• **Your instructions**: Which lines include the word "title"? Copy each of them.

— START Data for processing —

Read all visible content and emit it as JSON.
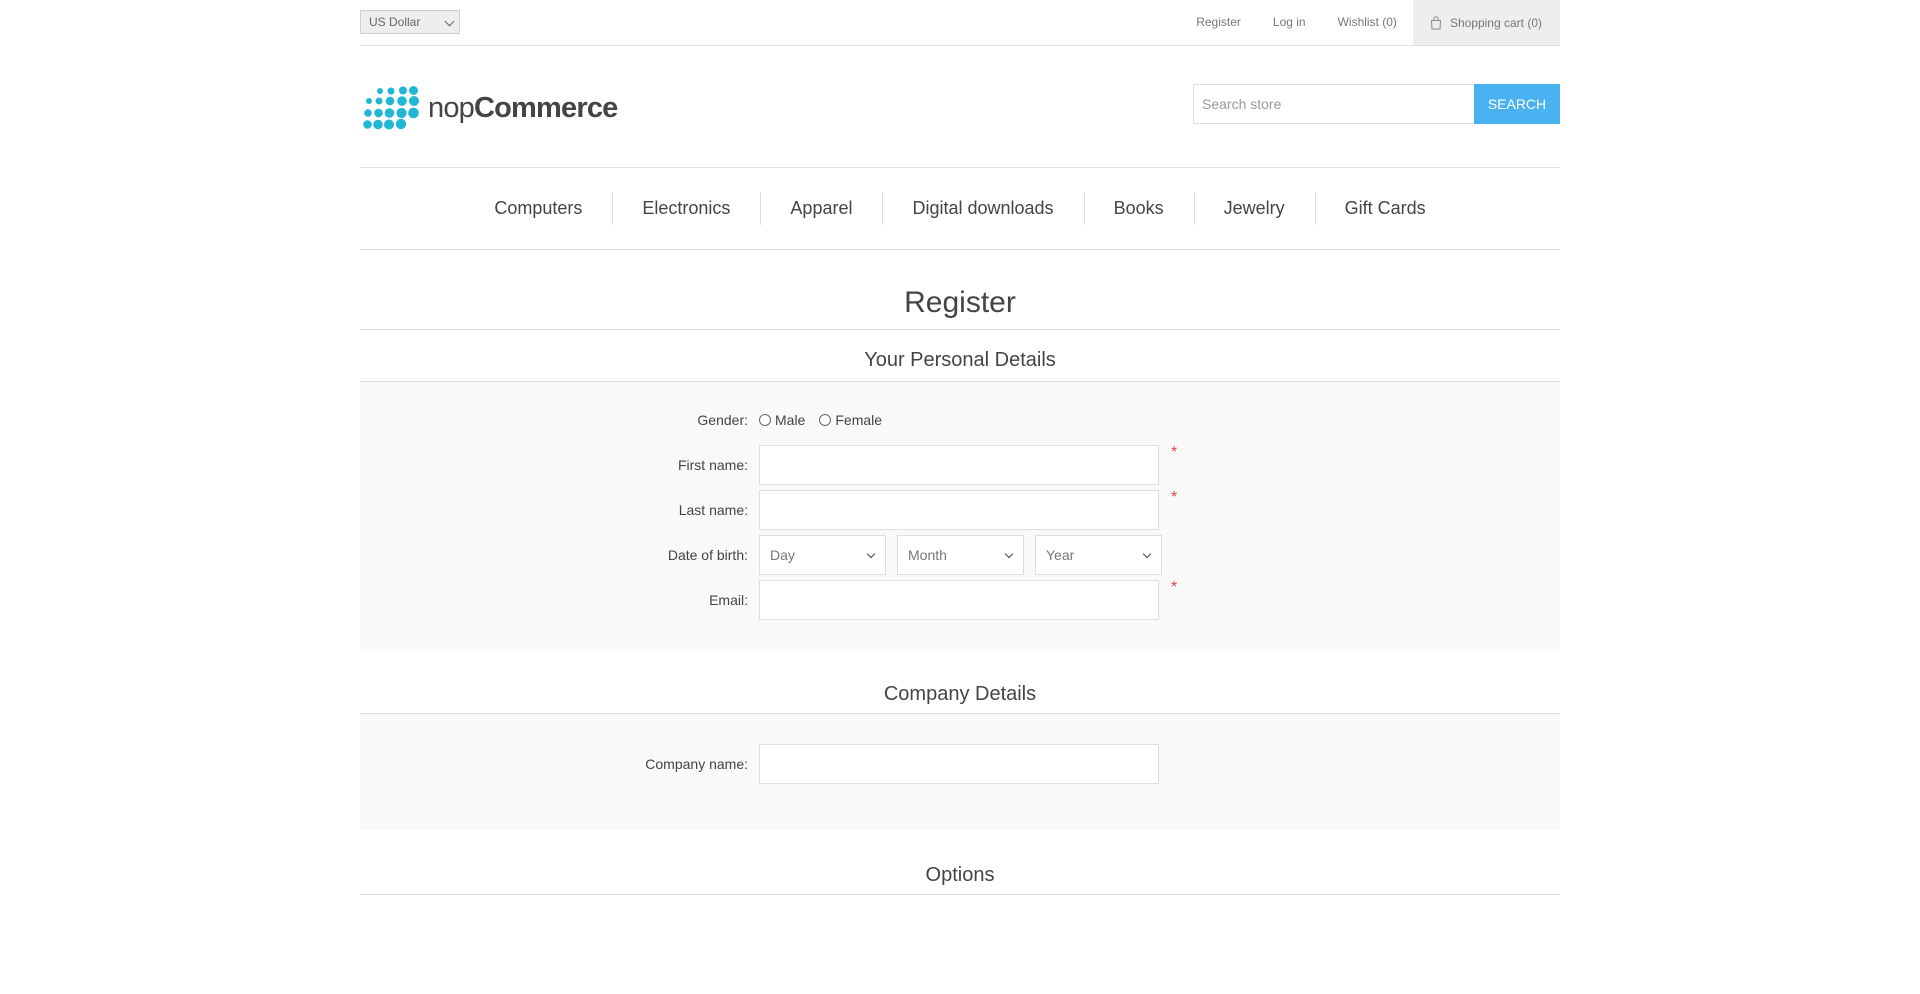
{
  "header": {
    "currency": "US Dollar",
    "links": {
      "register": "Register",
      "login": "Log in",
      "wishlist": "Wishlist (0)",
      "cart": "Shopping cart (0)"
    }
  },
  "logo": {
    "light": "nop",
    "bold": "Commerce"
  },
  "search": {
    "placeholder": "Search store",
    "button": "Search"
  },
  "menu": {
    "items": [
      "Computers",
      "Electronics",
      "Apparel",
      "Digital downloads",
      "Books",
      "Jewelry",
      "Gift Cards"
    ]
  },
  "page": {
    "title": "Register"
  },
  "personal": {
    "title": "Your Personal Details",
    "gender_label": "Gender:",
    "male": "Male",
    "female": "Female",
    "first_name_label": "First name:",
    "last_name_label": "Last name:",
    "dob_label": "Date of birth:",
    "day": "Day",
    "month": "Month",
    "year": "Year",
    "email_label": "Email:",
    "required_mark": "*"
  },
  "company": {
    "title": "Company Details",
    "company_name_label": "Company name:"
  },
  "options": {
    "title": "Options"
  },
  "colors": {
    "accent": "#4ab2f1",
    "logo_blue": "#1fb7d4",
    "required": "#e4444c"
  }
}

— END Data for processing —

• **Written answer**:
    "title": "Register"
    "title": "Your Personal Details",
    "title": "Company Details",
    "title": "Options"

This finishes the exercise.